- WHAT TO DO: Please rewrite the items starting at the line containing "svg-text:Supr.: Supr.: [291, 90, 347, 120]" and ending at the line containing "svg-text:2.80м: 2.80м: [751, 554, 781, 566]", swapping "Dormitor" for "Bedroom" and keeping everything else the same. Give only those lines.
^^^^
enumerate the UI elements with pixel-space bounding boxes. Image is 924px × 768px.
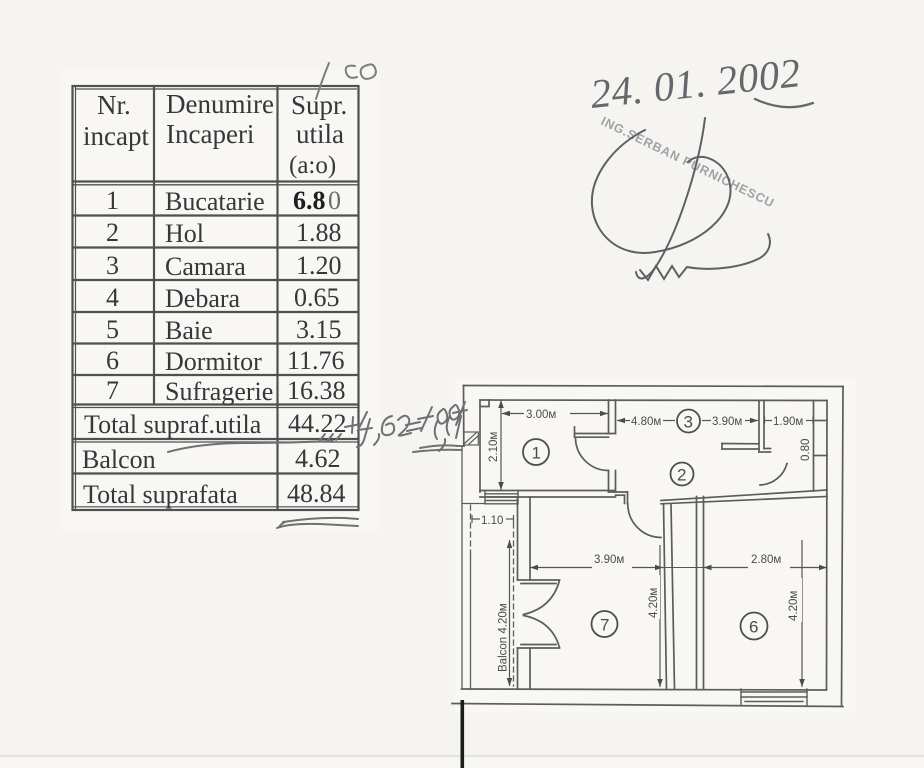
svg-text:Supr.: Supr.: [291, 90, 347, 120]
svg-text:Dormitor: Dormitor: [165, 347, 262, 376]
svg-text:4: 4: [106, 283, 119, 312]
svg-text:Balcon 4.20м: Balcon 4.20м: [498, 603, 510, 672]
svg-text:0.80: 0.80: [800, 439, 812, 461]
svg-text:6: 6: [749, 618, 758, 637]
svg-text:7: 7: [600, 616, 609, 635]
svg-text:0.65: 0.65: [294, 283, 340, 312]
svg-text:48.84: 48.84: [287, 479, 346, 508]
svg-text:3: 3: [684, 413, 693, 432]
svg-text:Camara: Camara: [165, 252, 246, 281]
svg-text:6.8: 6.8: [293, 186, 326, 215]
svg-text:3.15: 3.15: [296, 315, 342, 344]
svg-text:(a:o): (a:o): [289, 152, 336, 179]
svg-text:11.76: 11.76: [287, 346, 345, 375]
svg-text:4.20м: 4.20м: [648, 588, 660, 618]
svg-text:Denumire: Denumire: [166, 89, 274, 119]
svg-text:0: 0: [328, 186, 341, 215]
svg-text:Baie: Baie: [165, 316, 213, 345]
svg-text:1: 1: [532, 444, 541, 463]
svg-text:1.88: 1.88: [296, 218, 342, 247]
svg-text:Incaperi: Incaperi: [166, 119, 254, 149]
svg-text:3: 3: [106, 251, 119, 280]
svg-text:6: 6: [106, 346, 119, 375]
svg-text:1.20: 1.20: [296, 251, 342, 280]
svg-text:16.38: 16.38: [287, 376, 346, 405]
svg-text:4.80м: 4.80м: [631, 416, 661, 428]
svg-text:44.22: 44.22: [288, 409, 347, 438]
svg-text:2: 2: [106, 218, 119, 247]
svg-text:Total supraf.utila: Total supraf.utila: [84, 410, 262, 439]
svg-text:2: 2: [677, 466, 686, 485]
svg-text:2.10м: 2.10м: [488, 432, 500, 462]
svg-text:3.90м: 3.90м: [712, 416, 742, 428]
svg-text:Nr.: Nr.: [97, 90, 131, 120]
svg-text:2.80м: 2.80м: [751, 554, 781, 566]
svg-text:3.90м: 3.90м: [594, 554, 624, 566]
svg-text:7: 7: [106, 376, 119, 405]
svg-text:1: 1: [106, 186, 119, 215]
svg-text:Total suprafata: Total suprafata: [83, 480, 238, 509]
svg-text:incapt: incapt: [83, 121, 149, 151]
svg-text:Debara: Debara: [165, 284, 241, 313]
svg-text:1.90м: 1.90м: [773, 416, 803, 428]
svg-text:Bucatarie: Bucatarie: [165, 187, 265, 216]
svg-text:4.62: 4.62: [295, 444, 341, 473]
svg-text:4.20м: 4.20м: [788, 591, 800, 621]
svg-text:1.10: 1.10: [481, 515, 503, 527]
svg-text:Balcon: Balcon: [82, 445, 156, 474]
svg-text:utila: utila: [296, 119, 344, 149]
svg-text:Hol: Hol: [165, 219, 204, 248]
svg-text:5: 5: [106, 315, 119, 344]
svg-text:Sufragerie: Sufragerie: [165, 377, 273, 406]
svg-text:3.00м: 3.00м: [526, 409, 556, 421]
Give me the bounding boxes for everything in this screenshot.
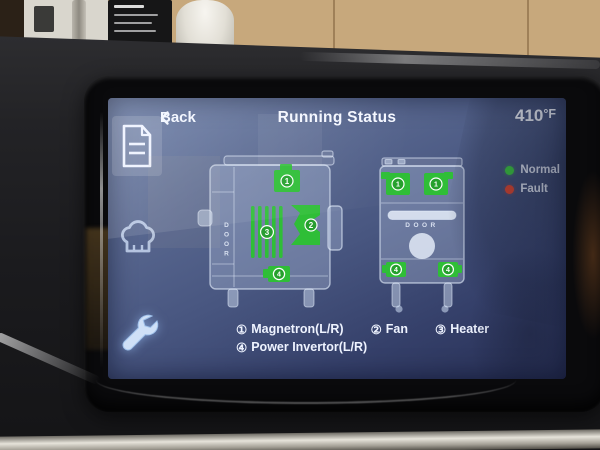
svg-text:1: 1 <box>434 182 438 189</box>
touchscreen: Back Running Status 410 °F <box>108 98 566 379</box>
footnote-line-2: ④ Power Invertor(L/R) <box>236 340 489 355</box>
temperature-unit: °F <box>543 107 556 121</box>
front-view-door-label: DOOR <box>392 222 452 229</box>
svg-text:3: 3 <box>265 228 270 237</box>
finger-reflection <box>470 248 566 379</box>
footnote-line-1: ① Magnetron(L/R) ② Fan ③ Heater <box>236 322 489 337</box>
cabinet-fold-line <box>527 0 529 60</box>
svg-text:4: 4 <box>394 267 398 274</box>
wrench-icon <box>115 310 159 356</box>
component-footnotes: ① Magnetron(L/R) ② Fan ③ Heater ④ Power … <box>236 322 489 358</box>
page-title: Running Status <box>108 109 566 127</box>
normal-status-dot <box>505 166 514 175</box>
svg-text:4: 4 <box>446 267 450 274</box>
footnote-magnetron: ① Magnetron(L/R) <box>236 322 344 337</box>
side-view-door-label: DOOR <box>218 222 230 272</box>
chef-hat-icon <box>119 220 157 260</box>
temperature-readout: 410 °F <box>515 106 556 126</box>
fault-status-dot <box>505 185 514 194</box>
svg-text:4: 4 <box>277 272 281 279</box>
appliance-display-panel <box>34 6 54 32</box>
status-legend: Normal Fault <box>505 164 560 195</box>
footnote-heater: ③ Heater <box>435 322 489 337</box>
bezel-rim-highlight <box>100 112 103 368</box>
footnote-fan: ② Fan <box>371 322 408 337</box>
document-icon <box>120 124 154 168</box>
svg-text:2: 2 <box>309 221 314 230</box>
photo-of-oven-touchscreen: Back Running Status 410 °F <box>0 0 600 450</box>
oven-front-view-diagram: 1 1 4 4 <box>372 156 472 316</box>
side-reflection <box>572 170 600 340</box>
legend-fault: Fault <box>505 183 560 195</box>
temperature-value: 410 <box>515 106 543 126</box>
legend-normal: Normal <box>505 164 560 176</box>
footnote-power-invertor: ④ Power Invertor(L/R) <box>236 340 367 355</box>
svg-text:1: 1 <box>285 177 290 186</box>
svg-text:1: 1 <box>396 182 400 189</box>
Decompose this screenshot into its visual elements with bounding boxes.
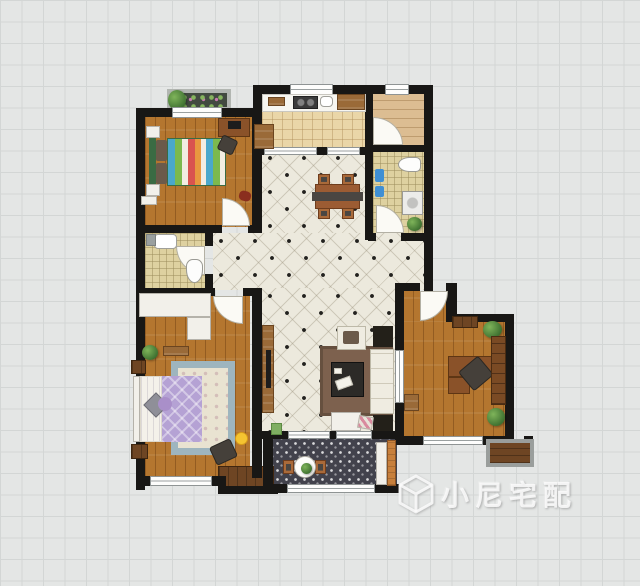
window	[336, 431, 372, 439]
monitor	[228, 121, 241, 129]
window	[395, 350, 404, 403]
window	[172, 107, 222, 118]
nightstand	[131, 360, 146, 374]
window	[327, 147, 360, 155]
plant	[142, 345, 158, 360]
towel	[375, 169, 384, 182]
washing-machine	[402, 191, 423, 215]
flower-ledge	[486, 439, 534, 467]
wall	[365, 94, 373, 240]
side-table	[373, 326, 393, 347]
kitchen-cabinet	[337, 94, 365, 110]
smiley-rug	[235, 432, 248, 445]
window	[288, 431, 330, 439]
wall	[205, 233, 213, 246]
table-runner	[312, 192, 363, 201]
nightstand	[146, 126, 160, 138]
dining-chair	[342, 208, 354, 219]
tv	[266, 350, 271, 388]
balcony-chair	[315, 460, 326, 474]
toilet	[398, 157, 421, 172]
wall	[317, 147, 327, 155]
shower-fixture	[146, 234, 156, 246]
kitchen-sink	[320, 96, 333, 107]
cabinet	[404, 394, 419, 411]
bench	[163, 346, 189, 356]
bathroom-sink	[154, 234, 177, 249]
wall	[136, 225, 222, 233]
pillow	[156, 163, 167, 184]
wall	[368, 145, 425, 152]
plant	[487, 408, 505, 426]
pillow	[158, 397, 172, 411]
wall	[368, 233, 376, 241]
door-mat	[271, 423, 282, 435]
stove	[293, 96, 318, 109]
cutting-board	[268, 97, 285, 106]
wall	[505, 314, 514, 445]
remote	[334, 368, 342, 374]
wall	[263, 431, 273, 493]
dresser	[141, 196, 157, 205]
fridge	[254, 124, 274, 149]
plant	[301, 463, 312, 474]
window	[150, 476, 212, 486]
wardrobe	[139, 293, 211, 317]
wall	[248, 225, 262, 233]
wall-shelf	[452, 316, 478, 328]
nightstand	[146, 184, 160, 196]
wall	[401, 233, 425, 241]
side-table	[373, 415, 393, 431]
wall	[404, 283, 420, 291]
towel	[375, 186, 384, 197]
floorplan-canvas: 小尼宅配	[0, 0, 640, 586]
cube-logo-icon	[394, 472, 438, 516]
wall	[243, 288, 262, 296]
pillow	[156, 140, 167, 161]
bookshelf	[491, 336, 506, 405]
balcony-cabinet	[376, 442, 387, 485]
sofa	[370, 349, 394, 414]
watermark: 小尼宅配	[394, 472, 577, 516]
nightstand	[131, 444, 148, 459]
plant	[407, 217, 422, 231]
hallway-floor	[213, 233, 424, 290]
wall	[360, 147, 373, 155]
wall	[424, 94, 433, 291]
window	[287, 484, 375, 493]
wardrobe	[187, 317, 211, 340]
window	[423, 436, 483, 445]
balcony-chair	[283, 460, 294, 474]
door-mat	[357, 415, 374, 430]
wall	[252, 296, 262, 478]
watermark-text: 小尼宅配	[441, 474, 577, 514]
dining-chair	[318, 208, 330, 219]
console-table	[331, 412, 361, 431]
window	[385, 84, 409, 95]
armchair-cushion	[343, 331, 359, 344]
bed-headboard	[133, 376, 140, 442]
balcony-door	[387, 440, 396, 486]
bed-headboard	[149, 138, 156, 186]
^^^^
- THE ANSWER:
svg-text:Supr.: Supr.: [291, 90, 347, 120]
svg-text:Bedroom: Bedroom: [165, 347, 262, 376]
svg-text:4: 4: [106, 283, 119, 312]
svg-text:Balcon 4.20м: Balcon 4.20м: [498, 603, 510, 672]
svg-text:0.80: 0.80: [800, 439, 812, 461]
svg-text:6: 6: [749, 618, 758, 637]
svg-text:7: 7: [600, 616, 609, 635]
svg-text:0.65: 0.65: [294, 283, 340, 312]
svg-text:48.84: 48.84: [287, 479, 346, 508]
svg-text:3: 3: [684, 413, 693, 432]
svg-text:Camara: Camara: [165, 252, 246, 281]
svg-text:6.8: 6.8: [293, 186, 326, 215]
svg-text:3.15: 3.15: [296, 315, 342, 344]
svg-text:(a:o): (a:o): [289, 152, 336, 179]
svg-text:11.76: 11.76: [287, 346, 345, 375]
svg-text:4.20м: 4.20м: [648, 588, 660, 618]
svg-text:Denumire: Denumire: [166, 89, 274, 119]
svg-text:0: 0: [328, 186, 341, 215]
svg-text:Baie: Baie: [165, 316, 213, 345]
svg-text:1: 1: [532, 444, 541, 463]
svg-text:1.88: 1.88: [296, 218, 342, 247]
svg-text:Incaperi: Incaperi: [166, 119, 254, 149]
svg-text:3: 3: [106, 251, 119, 280]
svg-text:6: 6: [106, 346, 119, 375]
svg-text:1.20: 1.20: [296, 251, 342, 280]
svg-text:16.38: 16.38: [287, 376, 346, 405]
svg-text:4.80м: 4.80м: [631, 416, 661, 428]
svg-text:44.22: 44.22: [288, 409, 347, 438]
svg-text:2: 2: [106, 218, 119, 247]
svg-text:Total supraf.utila: Total supraf.utila: [84, 410, 262, 439]
svg-text:2: 2: [677, 466, 686, 485]
svg-text:2.10м: 2.10м: [488, 432, 500, 462]
svg-text:3.90м: 3.90м: [712, 416, 742, 428]
svg-text:Nr.: Nr.: [97, 90, 131, 120]
svg-text:2.80м: 2.80м: [751, 554, 781, 566]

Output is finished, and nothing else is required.